## Data in this exercise:
******************************

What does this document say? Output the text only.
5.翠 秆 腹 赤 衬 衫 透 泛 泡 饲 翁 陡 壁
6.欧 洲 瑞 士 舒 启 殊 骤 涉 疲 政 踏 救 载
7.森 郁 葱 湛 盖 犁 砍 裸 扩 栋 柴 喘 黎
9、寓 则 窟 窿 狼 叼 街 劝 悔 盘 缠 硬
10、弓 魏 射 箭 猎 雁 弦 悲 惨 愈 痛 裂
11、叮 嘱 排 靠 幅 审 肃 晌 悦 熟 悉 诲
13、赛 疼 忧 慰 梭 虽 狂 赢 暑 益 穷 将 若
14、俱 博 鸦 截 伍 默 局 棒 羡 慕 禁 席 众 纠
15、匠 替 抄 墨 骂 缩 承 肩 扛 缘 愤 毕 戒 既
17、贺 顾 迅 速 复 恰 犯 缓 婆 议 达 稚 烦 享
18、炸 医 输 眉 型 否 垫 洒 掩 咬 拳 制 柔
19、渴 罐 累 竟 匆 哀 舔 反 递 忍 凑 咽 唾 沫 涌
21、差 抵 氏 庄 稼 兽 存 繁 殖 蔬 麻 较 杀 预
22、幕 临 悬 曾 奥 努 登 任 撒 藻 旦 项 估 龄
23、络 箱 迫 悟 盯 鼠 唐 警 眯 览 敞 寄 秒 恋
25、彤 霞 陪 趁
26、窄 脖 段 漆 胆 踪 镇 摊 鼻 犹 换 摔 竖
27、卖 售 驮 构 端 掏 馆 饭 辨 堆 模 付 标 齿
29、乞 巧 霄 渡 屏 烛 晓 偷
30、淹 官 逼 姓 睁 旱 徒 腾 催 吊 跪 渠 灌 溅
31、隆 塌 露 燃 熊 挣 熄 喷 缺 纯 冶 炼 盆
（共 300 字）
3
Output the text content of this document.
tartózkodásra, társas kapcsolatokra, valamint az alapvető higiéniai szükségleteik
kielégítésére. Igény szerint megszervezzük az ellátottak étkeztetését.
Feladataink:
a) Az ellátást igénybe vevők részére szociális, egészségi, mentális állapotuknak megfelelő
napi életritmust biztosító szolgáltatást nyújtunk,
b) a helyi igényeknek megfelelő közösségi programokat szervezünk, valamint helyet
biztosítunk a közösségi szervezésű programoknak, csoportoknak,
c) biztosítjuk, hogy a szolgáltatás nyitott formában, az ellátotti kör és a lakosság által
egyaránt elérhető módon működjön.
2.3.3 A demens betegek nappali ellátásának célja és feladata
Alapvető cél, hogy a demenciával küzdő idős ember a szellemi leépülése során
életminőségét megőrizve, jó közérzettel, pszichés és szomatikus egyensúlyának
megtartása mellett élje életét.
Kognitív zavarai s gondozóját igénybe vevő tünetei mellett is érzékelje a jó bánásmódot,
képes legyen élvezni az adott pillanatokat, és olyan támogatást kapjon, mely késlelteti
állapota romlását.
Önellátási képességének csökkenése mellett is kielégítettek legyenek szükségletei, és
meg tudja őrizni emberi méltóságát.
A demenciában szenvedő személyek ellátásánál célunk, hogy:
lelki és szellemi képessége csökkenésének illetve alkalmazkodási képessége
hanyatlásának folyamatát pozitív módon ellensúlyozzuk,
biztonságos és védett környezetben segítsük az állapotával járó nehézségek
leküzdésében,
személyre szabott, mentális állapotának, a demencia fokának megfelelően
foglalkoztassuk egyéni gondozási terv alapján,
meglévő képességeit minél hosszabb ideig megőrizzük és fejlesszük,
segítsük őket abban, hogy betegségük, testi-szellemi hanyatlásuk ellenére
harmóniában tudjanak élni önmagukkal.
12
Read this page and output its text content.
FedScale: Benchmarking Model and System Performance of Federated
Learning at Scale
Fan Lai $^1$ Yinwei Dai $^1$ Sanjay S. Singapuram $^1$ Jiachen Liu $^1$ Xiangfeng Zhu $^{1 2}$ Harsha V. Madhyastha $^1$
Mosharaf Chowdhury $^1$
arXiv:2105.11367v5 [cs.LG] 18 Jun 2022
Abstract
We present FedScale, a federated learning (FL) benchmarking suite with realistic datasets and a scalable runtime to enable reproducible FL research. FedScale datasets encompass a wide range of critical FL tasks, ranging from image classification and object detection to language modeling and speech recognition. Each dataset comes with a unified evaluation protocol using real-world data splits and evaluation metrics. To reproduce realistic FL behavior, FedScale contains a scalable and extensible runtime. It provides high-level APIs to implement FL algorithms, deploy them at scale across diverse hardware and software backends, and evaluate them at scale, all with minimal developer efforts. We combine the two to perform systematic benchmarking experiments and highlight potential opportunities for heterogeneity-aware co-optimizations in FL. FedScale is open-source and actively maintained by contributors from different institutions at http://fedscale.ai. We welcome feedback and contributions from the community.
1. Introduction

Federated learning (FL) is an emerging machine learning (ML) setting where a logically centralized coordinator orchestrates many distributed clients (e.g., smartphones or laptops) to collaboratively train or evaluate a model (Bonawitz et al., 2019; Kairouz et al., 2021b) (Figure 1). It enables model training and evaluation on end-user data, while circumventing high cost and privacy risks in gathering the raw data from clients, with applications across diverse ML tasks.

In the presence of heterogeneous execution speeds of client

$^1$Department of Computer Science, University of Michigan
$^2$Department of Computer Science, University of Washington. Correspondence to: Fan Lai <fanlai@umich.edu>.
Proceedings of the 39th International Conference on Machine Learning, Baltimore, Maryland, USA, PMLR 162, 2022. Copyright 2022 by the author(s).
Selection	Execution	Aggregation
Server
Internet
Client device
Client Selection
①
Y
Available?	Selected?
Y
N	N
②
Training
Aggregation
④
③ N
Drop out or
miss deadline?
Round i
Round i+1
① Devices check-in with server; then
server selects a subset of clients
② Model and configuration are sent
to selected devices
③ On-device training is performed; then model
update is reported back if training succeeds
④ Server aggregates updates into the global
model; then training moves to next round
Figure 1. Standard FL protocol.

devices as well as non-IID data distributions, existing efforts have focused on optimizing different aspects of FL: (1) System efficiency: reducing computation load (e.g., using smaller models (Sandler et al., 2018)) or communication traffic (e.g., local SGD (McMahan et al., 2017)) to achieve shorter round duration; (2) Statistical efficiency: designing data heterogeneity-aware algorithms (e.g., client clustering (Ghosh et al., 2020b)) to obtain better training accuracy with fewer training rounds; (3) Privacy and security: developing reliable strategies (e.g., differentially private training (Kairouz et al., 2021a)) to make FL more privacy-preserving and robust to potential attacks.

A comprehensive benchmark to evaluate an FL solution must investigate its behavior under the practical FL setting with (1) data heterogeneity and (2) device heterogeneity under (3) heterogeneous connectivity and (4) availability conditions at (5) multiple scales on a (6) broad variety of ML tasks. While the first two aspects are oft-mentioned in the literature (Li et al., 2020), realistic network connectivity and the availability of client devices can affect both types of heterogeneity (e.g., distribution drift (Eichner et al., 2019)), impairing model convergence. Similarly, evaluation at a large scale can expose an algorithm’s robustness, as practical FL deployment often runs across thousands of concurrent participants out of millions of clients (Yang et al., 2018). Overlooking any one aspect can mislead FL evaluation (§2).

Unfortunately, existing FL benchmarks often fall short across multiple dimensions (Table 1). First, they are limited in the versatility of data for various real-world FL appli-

******************************

Exactly reproduce the material above.

What does this document say? Output the text only.
5.翠 秆 腹 赤 衬 衫 透 泛 泡 饲 翁 陡 壁
6.欧 洲 瑞 士 舒 启 殊 骤 涉 疲 政 踏 救 载
7.森 郁 葱 湛 盖 犁 砍 裸 扩 栋 柴 喘 黎
9、寓 则 窟 窿 狼 叼 街 劝 悔 盘 缠 硬
10、弓 魏 射 箭 猎 雁 弦 悲 惨 愈 痛 裂
11、叮 嘱 排 靠 幅 审 肃 晌 悦 熟 悉 诲
13、赛 疼 忧 慰 梭 虽 狂 赢 暑 益 穷 将 若
14、俱 博 鸦 截 伍 默 局 棒 羡 慕 禁 席 众 纠
15、匠 替 抄 墨 骂 缩 承 肩 扛 缘 愤 毕 戒 既
17、贺 顾 迅 速 复 恰 犯 缓 婆 议 达 稚 烦 享
18、炸 医 输 眉 型 否 垫 洒 掩 咬 拳 制 柔
19、渴 罐 累 竟 匆 哀 舔 反 递 忍 凑 咽 唾 沫 涌
21、差 抵 氏 庄 稼 兽 存 繁 殖 蔬 麻 较 杀 预
22、幕 临 悬 曾 奥 努 登 任 撒 藻 旦 项 估 龄
23、络 箱 迫 悟 盯 鼠 唐 警 眯 览 敞 寄 秒 恋
25、彤 霞 陪 趁
26、窄 脖 段 漆 胆 踪 镇 摊 鼻 犹 换 摔 竖
27、卖 售 驮 构 端 掏 馆 饭 辨 堆 模 付 标 齿
29、乞 巧 霄 渡 屏 烛 晓 偷
30、淹 官 逼 姓 睁 旱 徒 腾 催 吊 跪 渠 灌 溅
31、隆 塌 露 燃 熊 挣 熄 喷 缺 纯 冶 炼 盆
（共 300 字）
3
Output the text content of this document.
tartózkodásra, társas kapcsolatokra, valamint az alapvető higiéniai szükségleteik
kielégítésére. Igény szerint megszervezzük az ellátottak étkeztetését.
Feladataink:
a) Az ellátást igénybe vevők részére szociális, egészségi, mentális állapotuknak megfelelő
napi életritmust biztosító szolgáltatást nyújtunk,
b) a helyi igényeknek megfelelő közösségi programokat szervezünk, valamint helyet
biztosítunk a közösségi szervezésű programoknak, csoportoknak,
c) biztosítjuk, hogy a szolgáltatás nyitott formában, az ellátotti kör és a lakosság által
egyaránt elérhető módon működjön.
2.3.3 A demens betegek nappali ellátásának célja és feladata
Alapvető cél, hogy a demenciával küzdő idős ember a szellemi leépülése során
életminőségét megőrizve, jó közérzettel, pszichés és szomatikus egyensúlyának
megtartása mellett élje életét.
Kognitív zavarai s gondozóját igénybe vevő tünetei mellett is érzékelje a jó bánásmódot,
képes legyen élvezni az adott pillanatokat, és olyan támogatást kapjon, mely késlelteti
állapota romlását.
Önellátási képességének csökkenése mellett is kielégítettek legyenek szükségletei, és
meg tudja őrizni emberi méltóságát.
A demenciában szenvedő személyek ellátásánál célunk, hogy:
lelki és szellemi képessége csökkenésének illetve alkalmazkodási képessége
hanyatlásának folyamatát pozitív módon ellensúlyozzuk,
biztonságos és védett környezetben segítsük az állapotával járó nehézségek
leküzdésében,
személyre szabott, mentális állapotának, a demencia fokának megfelelően
foglalkoztassuk egyéni gondozási terv alapján,
meglévő képességeit minél hosszabb ideig megőrizzük és fejlesszük,
segítsük őket abban, hogy betegségük, testi-szellemi hanyatlásuk ellenére
harmóniában tudjanak élni önmagukkal.
12
Read this page and output its text content.
FedScale: Benchmarking Model and System Performance of Federated
Learning at Scale
Fan Lai $^1$ Yinwei Dai $^1$ Sanjay S. Singapuram $^1$ Jiachen Liu $^1$ Xiangfeng Zhu $^{1 2}$ Harsha V. Madhyastha $^1$
Mosharaf Chowdhury $^1$
arXiv:2105.11367v5 [cs.LG] 18 Jun 2022
Abstract
We present FedScale, a federated learning (FL) benchmarking suite with realistic datasets and a scalable runtime to enable reproducible FL research. FedScale datasets encompass a wide range of critical FL tasks, ranging from image classification and object detection to language modeling and speech recognition. Each dataset comes with a unified evaluation protocol using real-world data splits and evaluation metrics. To reproduce realistic FL behavior, FedScale contains a scalable and extensible runtime. It provides high-level APIs to implement FL algorithms, deploy them at scale across diverse hardware and software backends, and evaluate them at scale, all with minimal developer efforts. We combine the two to perform systematic benchmarking experiments and highlight potential opportunities for heterogeneity-aware co-optimizations in FL. FedScale is open-source and actively maintained by contributors from different institutions at http://fedscale.ai. We welcome feedback and contributions from the community.
1. Introduction

Federated learning (FL) is an emerging machine learning (ML) setting where a logically centralized coordinator orchestrates many distributed clients (e.g., smartphones or laptops) to collaboratively train or evaluate a model (Bonawitz et al., 2019; Kairouz et al., 2021b) (Figure 1). It enables model training and evaluation on end-user data, while circumventing high cost and privacy risks in gathering the raw data from clients, with applications across diverse ML tasks.

In the presence of heterogeneous execution speeds of client

$^1$Department of Computer Science, University of Michigan
$^2$Department of Computer Science, University of Washington. Correspondence to: Fan Lai <fanlai@umich.edu>.
Proceedings of the 39th International Conference on Machine Learning, Baltimore, Maryland, USA, PMLR 162, 2022. Copyright 2022 by the author(s).
Selection	Execution	Aggregation
Server
Internet
Client device
Client Selection
①
Y
Available?	Selected?
Y
N	N
②
Training
Aggregation
④
③ N
Drop out or
miss deadline?
Round i
Round i+1
① Devices check-in with server; then
server selects a subset of clients
② Model and configuration are sent
to selected devices
③ On-device training is performed; then model
update is reported back if training succeeds
④ Server aggregates updates into the global
model; then training moves to next round
Figure 1. Standard FL protocol.

devices as well as non-IID data distributions, existing efforts have focused on optimizing different aspects of FL: (1) System efficiency: reducing computation load (e.g., using smaller models (Sandler et al., 2018)) or communication traffic (e.g., local SGD (McMahan et al., 2017)) to achieve shorter round duration; (2) Statistical efficiency: designing data heterogeneity-aware algorithms (e.g., client clustering (Ghosh et al., 2020b)) to obtain better training accuracy with fewer training rounds; (3) Privacy and security: developing reliable strategies (e.g., differentially private training (Kairouz et al., 2021a)) to make FL more privacy-preserving and robust to potential attacks.

A comprehensive benchmark to evaluate an FL solution must investigate its behavior under the practical FL setting with (1) data heterogeneity and (2) device heterogeneity under (3) heterogeneous connectivity and (4) availability conditions at (5) multiple scales on a (6) broad variety of ML tasks. While the first two aspects are oft-mentioned in the literature (Li et al., 2020), realistic network connectivity and the availability of client devices can affect both types of heterogeneity (e.g., distribution drift (Eichner et al., 2019)), impairing model convergence. Similarly, evaluation at a large scale can expose an algorithm’s robustness, as practical FL deployment often runs across thousands of concurrent participants out of millions of clients (Yang et al., 2018). Overlooking any one aspect can mislead FL evaluation (§2).

Unfortunately, existing FL benchmarks often fall short across multiple dimensions (Table 1). First, they are limited in the versatility of data for various real-world FL appli-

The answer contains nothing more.